Word for word, retype every entry in the listing.

── SUPPLIED INFORMATION

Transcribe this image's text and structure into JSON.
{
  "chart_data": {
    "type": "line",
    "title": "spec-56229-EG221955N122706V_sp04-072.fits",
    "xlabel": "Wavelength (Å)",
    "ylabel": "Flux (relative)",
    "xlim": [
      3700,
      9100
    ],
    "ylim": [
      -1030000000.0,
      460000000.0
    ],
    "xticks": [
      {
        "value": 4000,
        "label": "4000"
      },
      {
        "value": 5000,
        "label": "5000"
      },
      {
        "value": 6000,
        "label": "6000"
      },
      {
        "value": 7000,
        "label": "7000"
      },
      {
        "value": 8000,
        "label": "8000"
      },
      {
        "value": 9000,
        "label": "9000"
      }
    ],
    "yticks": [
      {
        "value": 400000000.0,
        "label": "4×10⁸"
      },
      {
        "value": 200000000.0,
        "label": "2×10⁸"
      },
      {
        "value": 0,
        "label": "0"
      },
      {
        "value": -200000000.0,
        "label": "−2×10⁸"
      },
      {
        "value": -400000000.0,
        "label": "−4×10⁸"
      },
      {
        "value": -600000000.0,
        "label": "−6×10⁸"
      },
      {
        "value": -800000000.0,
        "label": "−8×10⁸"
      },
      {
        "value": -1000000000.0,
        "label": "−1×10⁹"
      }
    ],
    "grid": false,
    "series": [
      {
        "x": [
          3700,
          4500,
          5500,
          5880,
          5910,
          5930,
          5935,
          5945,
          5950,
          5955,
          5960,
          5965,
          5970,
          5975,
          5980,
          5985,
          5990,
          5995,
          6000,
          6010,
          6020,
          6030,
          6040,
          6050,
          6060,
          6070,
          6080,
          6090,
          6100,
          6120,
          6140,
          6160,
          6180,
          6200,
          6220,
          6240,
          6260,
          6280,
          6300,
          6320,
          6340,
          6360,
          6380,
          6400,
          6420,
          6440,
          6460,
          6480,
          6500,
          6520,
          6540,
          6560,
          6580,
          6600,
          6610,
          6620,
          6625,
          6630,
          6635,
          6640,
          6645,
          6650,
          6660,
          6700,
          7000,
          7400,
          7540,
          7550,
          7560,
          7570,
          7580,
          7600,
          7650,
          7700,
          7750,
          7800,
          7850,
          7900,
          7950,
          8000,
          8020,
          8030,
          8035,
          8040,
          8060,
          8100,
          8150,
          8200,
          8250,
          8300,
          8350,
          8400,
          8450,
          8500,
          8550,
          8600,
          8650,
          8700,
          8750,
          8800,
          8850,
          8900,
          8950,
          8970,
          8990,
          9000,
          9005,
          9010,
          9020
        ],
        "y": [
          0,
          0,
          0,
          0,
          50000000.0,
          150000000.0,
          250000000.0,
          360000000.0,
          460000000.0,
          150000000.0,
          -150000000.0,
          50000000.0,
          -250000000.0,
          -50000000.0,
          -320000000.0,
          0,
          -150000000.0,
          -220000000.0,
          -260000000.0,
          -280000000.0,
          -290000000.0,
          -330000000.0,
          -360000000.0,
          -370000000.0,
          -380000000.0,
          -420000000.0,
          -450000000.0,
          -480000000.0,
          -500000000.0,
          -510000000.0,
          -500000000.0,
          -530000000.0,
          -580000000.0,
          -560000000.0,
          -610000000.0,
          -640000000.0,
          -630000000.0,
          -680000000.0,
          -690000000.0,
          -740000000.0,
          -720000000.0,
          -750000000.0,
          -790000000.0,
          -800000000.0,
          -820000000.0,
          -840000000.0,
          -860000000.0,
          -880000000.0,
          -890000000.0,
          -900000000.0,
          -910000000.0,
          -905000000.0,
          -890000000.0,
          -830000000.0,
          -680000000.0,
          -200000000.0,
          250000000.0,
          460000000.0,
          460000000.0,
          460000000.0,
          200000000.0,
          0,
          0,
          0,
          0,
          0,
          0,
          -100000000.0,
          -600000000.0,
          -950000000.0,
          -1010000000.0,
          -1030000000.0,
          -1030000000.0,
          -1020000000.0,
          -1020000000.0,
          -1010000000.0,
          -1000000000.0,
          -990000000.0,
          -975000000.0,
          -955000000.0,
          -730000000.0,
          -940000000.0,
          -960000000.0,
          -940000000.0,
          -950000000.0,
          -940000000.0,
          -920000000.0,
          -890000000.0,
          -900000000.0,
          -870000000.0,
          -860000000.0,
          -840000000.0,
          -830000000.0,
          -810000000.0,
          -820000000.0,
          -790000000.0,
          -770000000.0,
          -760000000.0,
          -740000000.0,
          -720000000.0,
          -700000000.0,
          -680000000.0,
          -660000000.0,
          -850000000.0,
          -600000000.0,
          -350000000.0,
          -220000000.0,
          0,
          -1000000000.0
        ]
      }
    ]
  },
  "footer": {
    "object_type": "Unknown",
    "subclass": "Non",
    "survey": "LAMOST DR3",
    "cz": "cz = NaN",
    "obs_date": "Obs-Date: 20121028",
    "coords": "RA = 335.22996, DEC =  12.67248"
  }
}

────

▸ WRITTEN RESPONSE:
Transcribe this image's text and structure into JSON.
{
  "chart_data": {
    "type": "line",
    "title": "spec-56229-EG221955N122706V_sp04-072.fits",
    "xlabel": "Wavelength (Å)",
    "ylabel": "Flux (relative)",
    "xlim": [
      3700,
      9100
    ],
    "ylim": [
      -1030000000.0,
      460000000.0
    ],
    "xticks": [
      {
        "value": 4000,
        "label": "4000"
      },
      {
        "value": 5000,
        "label": "5000"
      },
      {
        "value": 6000,
        "label": "6000"
      },
      {
        "value": 7000,
        "label": "7000"
      },
      {
        "value": 8000,
        "label": "8000"
      },
      {
        "value": 9000,
        "label": "9000"
      }
    ],
    "yticks": [
      {
        "value": 400000000.0,
        "label": "4×10⁸"
      },
      {
        "value": 200000000.0,
        "label": "2×10⁸"
      },
      {
        "value": 0,
        "label": "0"
      },
      {
        "value": -200000000.0,
        "label": "−2×10⁸"
      },
      {
        "value": -400000000.0,
        "label": "−4×10⁸"
      },
      {
        "value": -600000000.0,
        "label": "−6×10⁸"
      },
      {
        "value": -800000000.0,
        "label": "−8×10⁸"
      },
      {
        "value": -1000000000.0,
        "label": "−1×10⁹"
      }
    ],
    "grid": false,
    "series": [
      {
        "x": [
          3700,
          4500,
          5500,
          5880,
          5910,
          5930,
          5935,
          5945,
          5950,
          5955,
          5960,
          5965,
          5970,
          5975,
          5980,
          5985,
          5990,
          5995,
          6000,
          6010,
          6020,
          6030,
          6040,
          6050,
          6060,
          6070,
          6080,
          6090,
          6100,
          6120,
          6140,
          6160,
          6180,
          6200,
          6220,
          6240,
          6260,
          6280,
          6300,
          6320,
          6340,
          6360,
          6380,
          6400,
          6420,
          6440,
          6460,
          6480,
          6500,
          6520,
          6540,
          6560,
          6580,
          6600,
          6610,
          6620,
          6625,
          6630,
          6635,
          6640,
          6645,
          6650,
          6660,
          6700,
          7000,
          7400,
          7540,
          7550,
          7560,
          7570,
          7580,
          7600,
          7650,
          7700,
          7750,
          7800,
          7850,
          7900,
          7950,
          8000,
          8020,
          8030,
          8035,
          8040,
          8060,
          8100,
          8150,
          8200,
          8250,
          8300,
          8350,
          8400,
          8450,
          8500,
          8550,
          8600,
          8650,
          8700,
          8750,
          8800,
          8850,
          8900,
          8950,
          8970,
          8990,
          9000,
          9005,
          9010,
          9020
        ],
        "y": [
          0,
          0,
          0,
          0,
          50000000.0,
          150000000.0,
          250000000.0,
          360000000.0,
          460000000.0,
          150000000.0,
          -150000000.0,
          50000000.0,
          -250000000.0,
          -50000000.0,
          -320000000.0,
          0,
          -150000000.0,
          -220000000.0,
          -260000000.0,
          -280000000.0,
          -290000000.0,
          -330000000.0,
          -360000000.0,
          -370000000.0,
          -380000000.0,
          -420000000.0,
          -450000000.0,
          -480000000.0,
          -500000000.0,
          -510000000.0,
          -500000000.0,
          -530000000.0,
          -580000000.0,
          -560000000.0,
          -610000000.0,
          -640000000.0,
          -630000000.0,
          -680000000.0,
          -690000000.0,
          -740000000.0,
          -720000000.0,
          -750000000.0,
          -790000000.0,
          -800000000.0,
          -820000000.0,
          -840000000.0,
          -860000000.0,
          -880000000.0,
          -890000000.0,
          -900000000.0,
          -910000000.0,
          -905000000.0,
          -890000000.0,
          -830000000.0,
          -680000000.0,
          -200000000.0,
          250000000.0,
          460000000.0,
          460000000.0,
          460000000.0,
          200000000.0,
          0,
          0,
          0,
          0,
          0,
          0,
          -100000000.0,
          -600000000.0,
          -950000000.0,
          -1010000000.0,
          -1030000000.0,
          -1030000000.0,
          -1020000000.0,
          -1020000000.0,
          -1010000000.0,
          -1000000000.0,
          -990000000.0,
          -975000000.0,
          -955000000.0,
          -730000000.0,
          -940000000.0,
          -960000000.0,
          -940000000.0,
          -950000000.0,
          -940000000.0,
          -920000000.0,
          -890000000.0,
          -900000000.0,
          -870000000.0,
          -860000000.0,
          -840000000.0,
          -830000000.0,
          -810000000.0,
          -820000000.0,
          -790000000.0,
          -770000000.0,
          -760000000.0,
          -740000000.0,
          -720000000.0,
          -700000000.0,
          -680000000.0,
          -660000000.0,
          -850000000.0,
          -600000000.0,
          -350000000.0,
          -220000000.0,
          0,
          -1000000000.0
        ]
      }
    ]
  },
  "footer": {
    "object_type": "Unknown",
    "subclass": "Non",
    "survey": "LAMOST DR3",
    "cz": "cz = NaN",
    "obs_date": "Obs-Date: 20121028",
    "coords": "RA = 335.22996, DEC =  12.67248"
  }
}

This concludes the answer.